What the task asks.
Read the data and repeat all of it exactly.

Data listing
·····
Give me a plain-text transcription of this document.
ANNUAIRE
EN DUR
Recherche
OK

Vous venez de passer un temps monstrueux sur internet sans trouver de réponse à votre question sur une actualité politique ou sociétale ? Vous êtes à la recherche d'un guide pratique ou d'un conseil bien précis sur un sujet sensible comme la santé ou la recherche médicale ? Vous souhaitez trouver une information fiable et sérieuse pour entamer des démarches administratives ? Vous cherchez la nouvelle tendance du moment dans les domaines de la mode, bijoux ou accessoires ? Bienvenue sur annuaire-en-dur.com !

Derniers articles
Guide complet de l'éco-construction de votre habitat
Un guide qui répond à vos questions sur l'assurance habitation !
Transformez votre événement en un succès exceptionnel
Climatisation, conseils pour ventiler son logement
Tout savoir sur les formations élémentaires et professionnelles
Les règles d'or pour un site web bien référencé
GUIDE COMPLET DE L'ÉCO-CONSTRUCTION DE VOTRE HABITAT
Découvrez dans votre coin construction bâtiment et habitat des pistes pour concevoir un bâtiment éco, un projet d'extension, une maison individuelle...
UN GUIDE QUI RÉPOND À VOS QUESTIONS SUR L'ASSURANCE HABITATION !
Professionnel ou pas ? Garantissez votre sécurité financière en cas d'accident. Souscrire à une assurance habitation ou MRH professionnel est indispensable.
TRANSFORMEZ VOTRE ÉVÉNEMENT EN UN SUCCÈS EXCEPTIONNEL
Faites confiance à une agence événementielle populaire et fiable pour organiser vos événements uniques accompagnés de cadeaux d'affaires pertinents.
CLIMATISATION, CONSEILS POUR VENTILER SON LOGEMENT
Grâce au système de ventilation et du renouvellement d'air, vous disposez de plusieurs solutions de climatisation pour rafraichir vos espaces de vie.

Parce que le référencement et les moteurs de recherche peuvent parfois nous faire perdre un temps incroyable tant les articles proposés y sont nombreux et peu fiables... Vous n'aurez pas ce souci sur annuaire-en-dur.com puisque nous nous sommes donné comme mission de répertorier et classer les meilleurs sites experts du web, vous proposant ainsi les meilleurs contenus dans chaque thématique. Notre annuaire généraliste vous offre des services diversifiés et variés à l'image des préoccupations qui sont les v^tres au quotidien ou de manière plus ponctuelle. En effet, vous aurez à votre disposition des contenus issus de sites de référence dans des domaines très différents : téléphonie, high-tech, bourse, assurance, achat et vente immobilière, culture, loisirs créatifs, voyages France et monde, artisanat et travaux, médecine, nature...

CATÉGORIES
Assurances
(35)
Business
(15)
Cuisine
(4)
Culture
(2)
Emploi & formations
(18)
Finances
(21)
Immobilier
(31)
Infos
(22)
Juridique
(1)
·····
The reply.
Give me a plain-text transcription of this document.
ANNUAIRE
EN DUR
Recherche
OK

Vous venez de passer un temps monstrueux sur internet sans trouver de réponse à votre question sur une actualité politique ou sociétale ? Vous êtes à la recherche d'un guide pratique ou d'un conseil bien précis sur un sujet sensible comme la santé ou la recherche médicale ? Vous souhaitez trouver une information fiable et sérieuse pour entamer des démarches administratives ? Vous cherchez la nouvelle tendance du moment dans les domaines de la mode, bijoux ou accessoires ? Bienvenue sur annuaire-en-dur.com !

Derniers articles
Guide complet de l'éco-construction de votre habitat
Un guide qui répond à vos questions sur l'assurance habitation !
Transformez votre événement en un succès exceptionnel
Climatisation, conseils pour ventiler son logement
Tout savoir sur les formations élémentaires et professionnelles
Les règles d'or pour un site web bien référencé
GUIDE COMPLET DE L'ÉCO-CONSTRUCTION DE VOTRE HABITAT
Découvrez dans votre coin construction bâtiment et habitat des pistes pour concevoir un bâtiment éco, un projet d'extension, une maison individuelle...
UN GUIDE QUI RÉPOND À VOS QUESTIONS SUR L'ASSURANCE HABITATION !
Professionnel ou pas ? Garantissez votre sécurité financière en cas d'accident. Souscrire à une assurance habitation ou MRH professionnel est indispensable.
TRANSFORMEZ VOTRE ÉVÉNEMENT EN UN SUCCÈS EXCEPTIONNEL
Faites confiance à une agence événementielle populaire et fiable pour organiser vos événements uniques accompagnés de cadeaux d'affaires pertinents.
CLIMATISATION, CONSEILS POUR VENTILER SON LOGEMENT
Grâce au système de ventilation et du renouvellement d'air, vous disposez de plusieurs solutions de climatisation pour rafraichir vos espaces de vie.

Parce que le référencement et les moteurs de recherche peuvent parfois nous faire perdre un temps incroyable tant les articles proposés y sont nombreux et peu fiables... Vous n'aurez pas ce souci sur annuaire-en-dur.com puisque nous nous sommes donné comme mission de répertorier et classer les meilleurs sites experts du web, vous proposant ainsi les meilleurs contenus dans chaque thématique. Notre annuaire généraliste vous offre des services diversifiés et variés à l'image des préoccupations qui sont les v^tres au quotidien ou de manière plus ponctuelle. En effet, vous aurez à votre disposition des contenus issus de sites de référence dans des domaines très différents : téléphonie, high-tech, bourse, assurance, achat et vente immobilière, culture, loisirs créatifs, voyages France et monde, artisanat et travaux, médecine, nature...

CATÉGORIES
Assurances
(35)
Business
(15)
Cuisine
(4)
Culture
(2)
Emploi & formations
(18)
Finances
(21)
Immobilier
(31)
Infos
(22)
Juridique
(1)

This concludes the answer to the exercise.